Reproduce the listing exactly and skip over any pictures.

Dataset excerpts
--------------------------------------------------
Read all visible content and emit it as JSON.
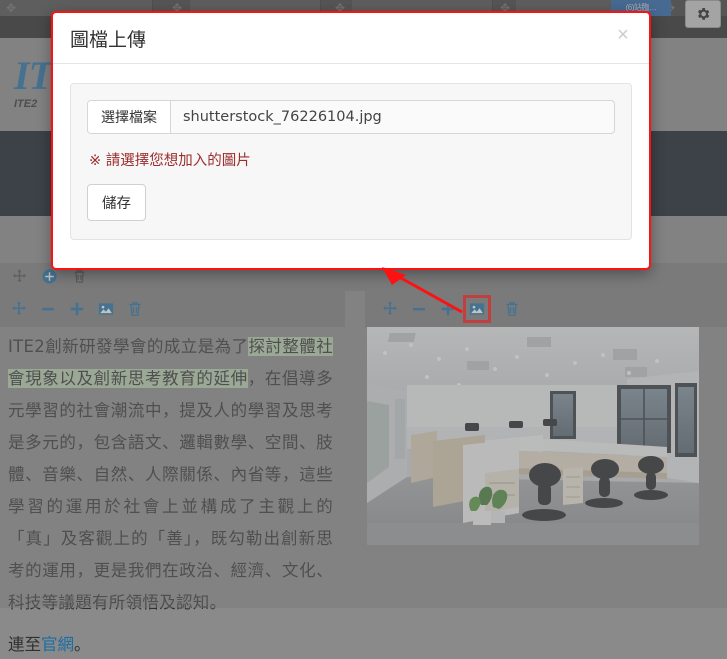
{
  "browser": {
    "active_tab_label": "(6)站臨…",
    "gear_icon": "gear-icon"
  },
  "site": {
    "logo_main": "ITE2",
    "logo_sub": "ITE2"
  },
  "modal": {
    "title": "圖檔上傳",
    "close_label": "×",
    "file_button_label": "選擇檔案",
    "file_name": "shutterstock_76226104.jpg",
    "hint": "※ 請選擇您想加入的圖片",
    "save_label": "儲存"
  },
  "section_toolbar": {
    "items": [
      {
        "name": "move-icon",
        "label": "移動"
      },
      {
        "name": "add-circle-icon",
        "label": "新增"
      },
      {
        "name": "trash-icon",
        "label": "刪除"
      }
    ]
  },
  "left_column": {
    "toolbar": [
      {
        "name": "move-icon",
        "label": "移動"
      },
      {
        "name": "minus-icon",
        "label": "縮小"
      },
      {
        "name": "plus-icon",
        "label": "放大"
      },
      {
        "name": "image-icon",
        "label": "圖片"
      },
      {
        "name": "trash-icon",
        "label": "刪除"
      }
    ],
    "paragraph_before": "ITE2創新研發學會的成立是為了",
    "paragraph_highlight": "探討整體社會現象以及創新思考教育的延伸",
    "paragraph_after": "，在倡導多元學習的社會潮流中，提及人的學習及思考是多元的，包含語文、邏輯數學、空間、肢體、音樂、自然、人際關係、內省等，這些學習的運用於社會上並構成了主觀上的「真」及客觀上的「善」，既勾勒出創新思考的運用，更是我們在政治、經濟、文化、科技等議題有所領悟及認知。",
    "link_prefix": "連至",
    "link_text": "官網",
    "link_suffix": "。"
  },
  "right_column": {
    "toolbar": [
      {
        "name": "move-icon",
        "label": "移動"
      },
      {
        "name": "minus-icon",
        "label": "縮小"
      },
      {
        "name": "plus-icon",
        "label": "放大"
      },
      {
        "name": "image-icon",
        "label": "圖片",
        "highlighted": true
      },
      {
        "name": "trash-icon",
        "label": "刪除"
      }
    ],
    "photo_alt": "辦公室室內照片"
  },
  "colors": {
    "accent_blue": "#1c6ea4",
    "annotation_red": "#ff1111",
    "highlight_green": "#b7d0ae",
    "hint_red": "#9b2d2d",
    "page_gray": "#8a8a8a",
    "hero_navy": "#0c1622"
  }
}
--------------------------------------------------
**Exercise solution:**
Read all visible content and emit it as JSON.
{
  "browser": {
    "active_tab_label": "(6)站臨…",
    "gear_icon": "gear-icon"
  },
  "site": {
    "logo_main": "ITE2",
    "logo_sub": "ITE2"
  },
  "modal": {
    "title": "圖檔上傳",
    "close_label": "×",
    "file_button_label": "選擇檔案",
    "file_name": "shutterstock_76226104.jpg",
    "hint": "※ 請選擇您想加入的圖片",
    "save_label": "儲存"
  },
  "section_toolbar": {
    "items": [
      {
        "name": "move-icon",
        "label": "移動"
      },
      {
        "name": "add-circle-icon",
        "label": "新增"
      },
      {
        "name": "trash-icon",
        "label": "刪除"
      }
    ]
  },
  "left_column": {
    "toolbar": [
      {
        "name": "move-icon",
        "label": "移動"
      },
      {
        "name": "minus-icon",
        "label": "縮小"
      },
      {
        "name": "plus-icon",
        "label": "放大"
      },
      {
        "name": "image-icon",
        "label": "圖片"
      },
      {
        "name": "trash-icon",
        "label": "刪除"
      }
    ],
    "paragraph_before": "ITE2創新研發學會的成立是為了",
    "paragraph_highlight": "探討整體社會現象以及創新思考教育的延伸",
    "paragraph_after": "，在倡導多元學習的社會潮流中，提及人的學習及思考是多元的，包含語文、邏輯數學、空間、肢體、音樂、自然、人際關係、內省等，這些學習的運用於社會上並構成了主觀上的「真」及客觀上的「善」，既勾勒出創新思考的運用，更是我們在政治、經濟、文化、科技等議題有所領悟及認知。",
    "link_prefix": "連至",
    "link_text": "官網",
    "link_suffix": "。"
  },
  "right_column": {
    "toolbar": [
      {
        "name": "move-icon",
        "label": "移動"
      },
      {
        "name": "minus-icon",
        "label": "縮小"
      },
      {
        "name": "plus-icon",
        "label": "放大"
      },
      {
        "name": "image-icon",
        "label": "圖片",
        "highlighted": true
      },
      {
        "name": "trash-icon",
        "label": "刪除"
      }
    ],
    "photo_alt": "辦公室室內照片"
  },
  "colors": {
    "accent_blue": "#1c6ea4",
    "annotation_red": "#ff1111",
    "highlight_green": "#b7d0ae",
    "hint_red": "#9b2d2d",
    "page_gray": "#8a8a8a",
    "hero_navy": "#0c1622"
  }
}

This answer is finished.